* Work to do *
Scan the material for the word "type", and copy each line where it shows up.

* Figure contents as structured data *
• • •

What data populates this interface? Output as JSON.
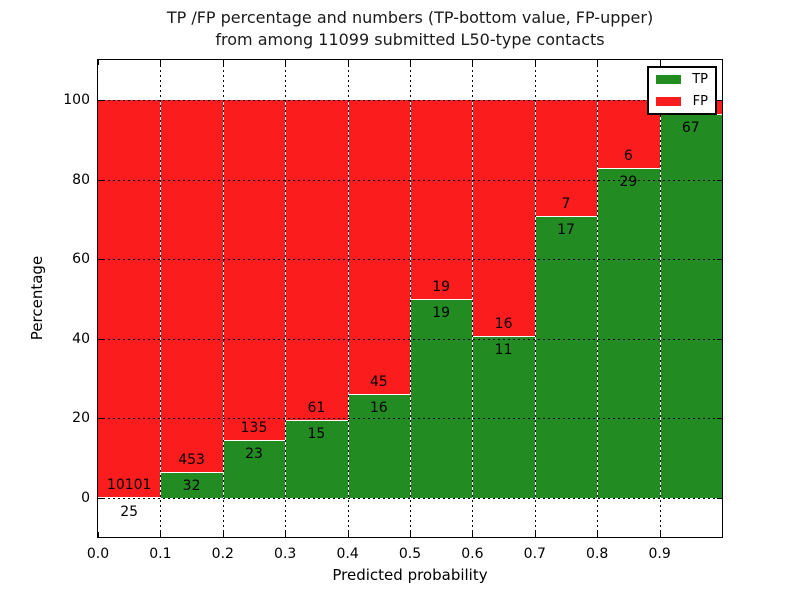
{
  "title": {
    "line1": "TP /FP percentage and numbers (TP-bottom value, FP-upper)",
    "line2": "from among 11099 submitted L50-type contacts"
  },
  "chart_data": {
    "type": "bar",
    "stacked": true,
    "title": "TP /FP percentage and numbers (TP-bottom value, FP-upper) from among 11099 submitted L50-type contacts",
    "xlabel": "Predicted probability",
    "ylabel": "Percentage",
    "x_tick_labels": [
      "0.0",
      "0.1",
      "0.2",
      "0.3",
      "0.4",
      "0.5",
      "0.6",
      "0.7",
      "0.8",
      "0.9"
    ],
    "y_ticks": [
      0,
      20,
      40,
      60,
      80,
      100
    ],
    "ylim": [
      -10,
      110
    ],
    "xlim": [
      0.0,
      1.0
    ],
    "bin_width": 0.1,
    "grid": true,
    "total_contacts": 11099,
    "bins": [
      {
        "range": "0.0-0.1",
        "tp": 25,
        "fp": 10101,
        "tp_percent": 0.25
      },
      {
        "range": "0.1-0.2",
        "tp": 32,
        "fp": 453,
        "tp_percent": 6.6
      },
      {
        "range": "0.2-0.3",
        "tp": 23,
        "fp": 135,
        "tp_percent": 14.6
      },
      {
        "range": "0.3-0.4",
        "tp": 15,
        "fp": 61,
        "tp_percent": 19.7
      },
      {
        "range": "0.4-0.5",
        "tp": 16,
        "fp": 45,
        "tp_percent": 26.2
      },
      {
        "range": "0.5-0.6",
        "tp": 19,
        "fp": 19,
        "tp_percent": 50.0
      },
      {
        "range": "0.6-0.7",
        "tp": 11,
        "fp": 16,
        "tp_percent": 40.7
      },
      {
        "range": "0.7-0.8",
        "tp": 17,
        "fp": 7,
        "tp_percent": 70.8
      },
      {
        "range": "0.8-0.9",
        "tp": 29,
        "fp": 6,
        "tp_percent": 82.9
      },
      {
        "range": "0.9-1.0",
        "tp": 67,
        "fp": null,
        "tp_percent": 96.5
      }
    ],
    "series": [
      {
        "name": "TP",
        "color": "#228b22"
      },
      {
        "name": "FP",
        "color": "#fb1d1d"
      }
    ],
    "legend": {
      "position": "upper right"
    }
  }
}
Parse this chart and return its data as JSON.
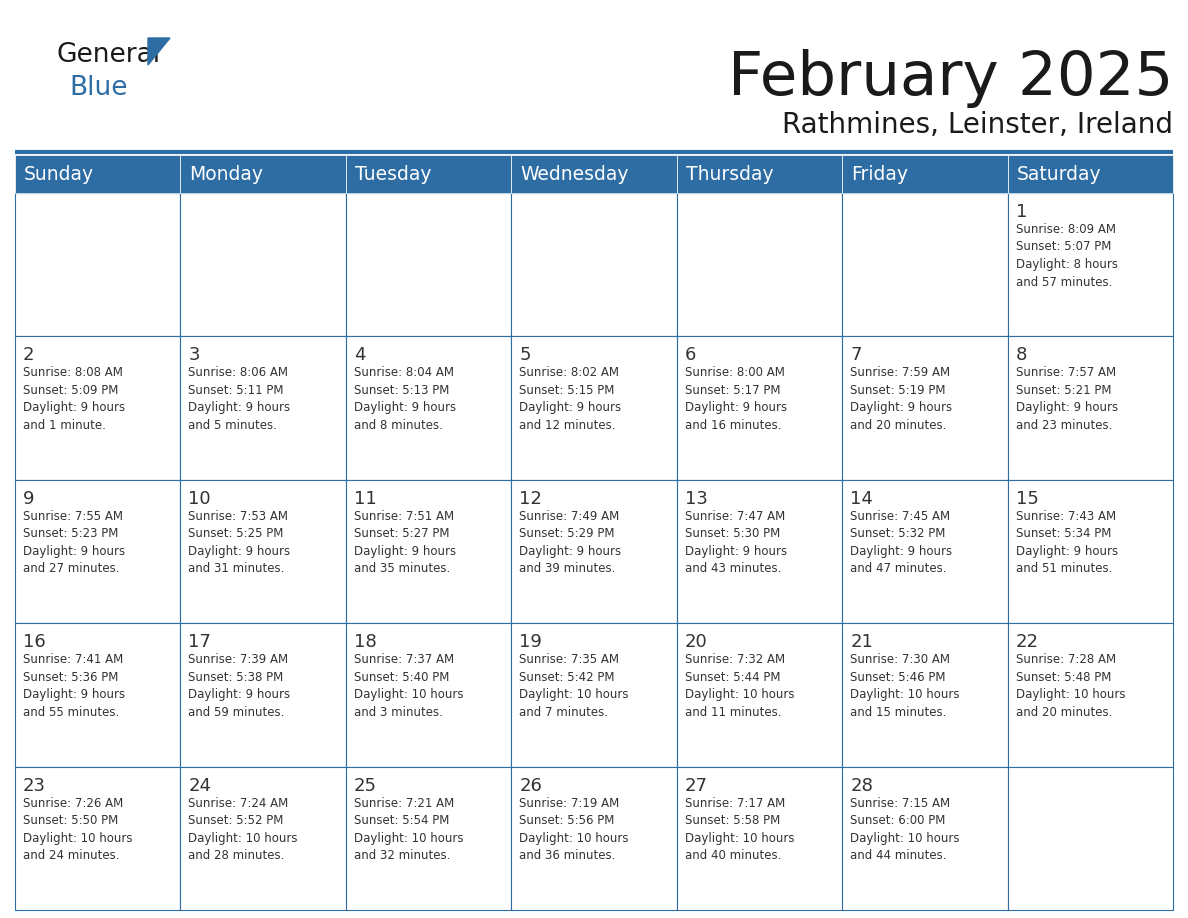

• • •

* Response to this exercise *
    "line2": "from among 11099 submitted L50-type contacts"
    "type": "bar",
    "title": "TP /FP percentage and numbers (TP-bottom value, FP-upper) from among 11099 submitted L50-type contacts",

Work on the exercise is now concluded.